* start *

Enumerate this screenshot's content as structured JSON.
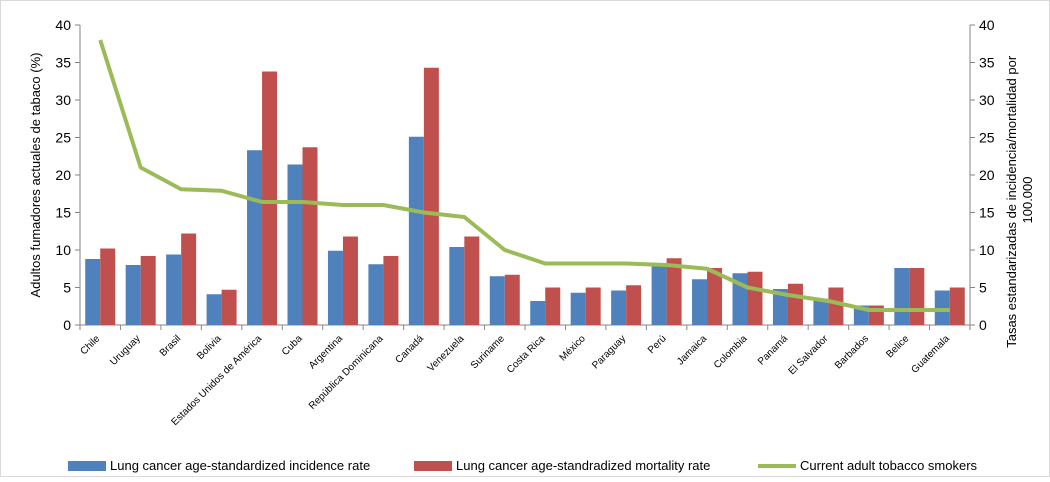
{
  "chart_data": {
    "type": "bar",
    "categories": [
      "Chile",
      "Uruguay",
      "Brasil",
      "Bolivia",
      "Estados Unidos de América",
      "Cuba",
      "Argentina",
      "República Dominicana",
      "Canadá",
      "Venezuela",
      "Suriname",
      "Costa Rica",
      "México",
      "Paraguay",
      "Perú",
      "Jamaica",
      "Colombia",
      "Panamá",
      "El Salvador",
      "Barbados",
      "Belice",
      "Guatemala"
    ],
    "series": [
      {
        "name": "Lung cancer age-standardized incidence rate",
        "type": "bar",
        "axis": "right",
        "color": "#4F81BD",
        "values": [
          8.8,
          8.0,
          9.4,
          4.1,
          23.3,
          21.4,
          9.9,
          8.1,
          25.1,
          10.4,
          6.5,
          3.2,
          4.3,
          4.6,
          8.0,
          6.1,
          6.9,
          4.8,
          3.5,
          2.6,
          7.6,
          4.6
        ]
      },
      {
        "name": "Lung cancer age-standradized mortality rate",
        "type": "bar",
        "axis": "right",
        "color": "#C0504D",
        "values": [
          10.2,
          9.2,
          12.2,
          4.7,
          33.8,
          23.7,
          11.8,
          9.2,
          34.3,
          11.8,
          6.7,
          5.0,
          5.0,
          5.3,
          8.9,
          7.6,
          7.1,
          5.5,
          5.0,
          2.6,
          7.6,
          5.0
        ]
      },
      {
        "name": "Current adult tobacco smokers",
        "type": "line",
        "axis": "left",
        "color": "#9BBB59",
        "values": [
          38,
          21,
          18.1,
          17.9,
          16.4,
          16.4,
          16.0,
          16.0,
          15.0,
          14.4,
          10.0,
          8.2,
          8.2,
          8.2,
          8.0,
          7.5,
          5.0,
          4.0,
          3.2,
          2.0,
          2.0,
          2.0
        ]
      }
    ],
    "ylabel": "Adultos fumadores actuales de tabaco (%)",
    "y2label_lines": [
      "Tasas estandarizadas de incidencia/mortalidad por",
      "100.000"
    ],
    "ylim": [
      0,
      40
    ],
    "y2lim": [
      0,
      40
    ],
    "yticks": [
      "0",
      "5",
      "10",
      "15",
      "20",
      "25",
      "30",
      "35",
      "40"
    ],
    "legend_position": "bottom",
    "grid": false
  }
}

* end *

◆ **TASK**
Every line of the material is to be quoted exactly, with no pictures carried over.

◆ **RESPONSE TO THE EXERCISE**
Enumerate this screenshot's content as structured JSON.
{
  "chart_data": {
    "type": "bar",
    "categories": [
      "Chile",
      "Uruguay",
      "Brasil",
      "Bolivia",
      "Estados Unidos de América",
      "Cuba",
      "Argentina",
      "República Dominicana",
      "Canadá",
      "Venezuela",
      "Suriname",
      "Costa Rica",
      "México",
      "Paraguay",
      "Perú",
      "Jamaica",
      "Colombia",
      "Panamá",
      "El Salvador",
      "Barbados",
      "Belice",
      "Guatemala"
    ],
    "series": [
      {
        "name": "Lung cancer age-standardized incidence rate",
        "type": "bar",
        "axis": "right",
        "color": "#4F81BD",
        "values": [
          8.8,
          8.0,
          9.4,
          4.1,
          23.3,
          21.4,
          9.9,
          8.1,
          25.1,
          10.4,
          6.5,
          3.2,
          4.3,
          4.6,
          8.0,
          6.1,
          6.9,
          4.8,
          3.5,
          2.6,
          7.6,
          4.6
        ]
      },
      {
        "name": "Lung cancer age-standradized mortality rate",
        "type": "bar",
        "axis": "right",
        "color": "#C0504D",
        "values": [
          10.2,
          9.2,
          12.2,
          4.7,
          33.8,
          23.7,
          11.8,
          9.2,
          34.3,
          11.8,
          6.7,
          5.0,
          5.0,
          5.3,
          8.9,
          7.6,
          7.1,
          5.5,
          5.0,
          2.6,
          7.6,
          5.0
        ]
      },
      {
        "name": "Current adult tobacco smokers",
        "type": "line",
        "axis": "left",
        "color": "#9BBB59",
        "values": [
          38,
          21,
          18.1,
          17.9,
          16.4,
          16.4,
          16.0,
          16.0,
          15.0,
          14.4,
          10.0,
          8.2,
          8.2,
          8.2,
          8.0,
          7.5,
          5.0,
          4.0,
          3.2,
          2.0,
          2.0,
          2.0
        ]
      }
    ],
    "ylabel": "Adultos fumadores actuales de tabaco (%)",
    "y2label_lines": [
      "Tasas estandarizadas de incidencia/mortalidad por",
      "100.000"
    ],
    "ylim": [
      0,
      40
    ],
    "y2lim": [
      0,
      40
    ],
    "yticks": [
      "0",
      "5",
      "10",
      "15",
      "20",
      "25",
      "30",
      "35",
      "40"
    ],
    "legend_position": "bottom",
    "grid": false
  }
}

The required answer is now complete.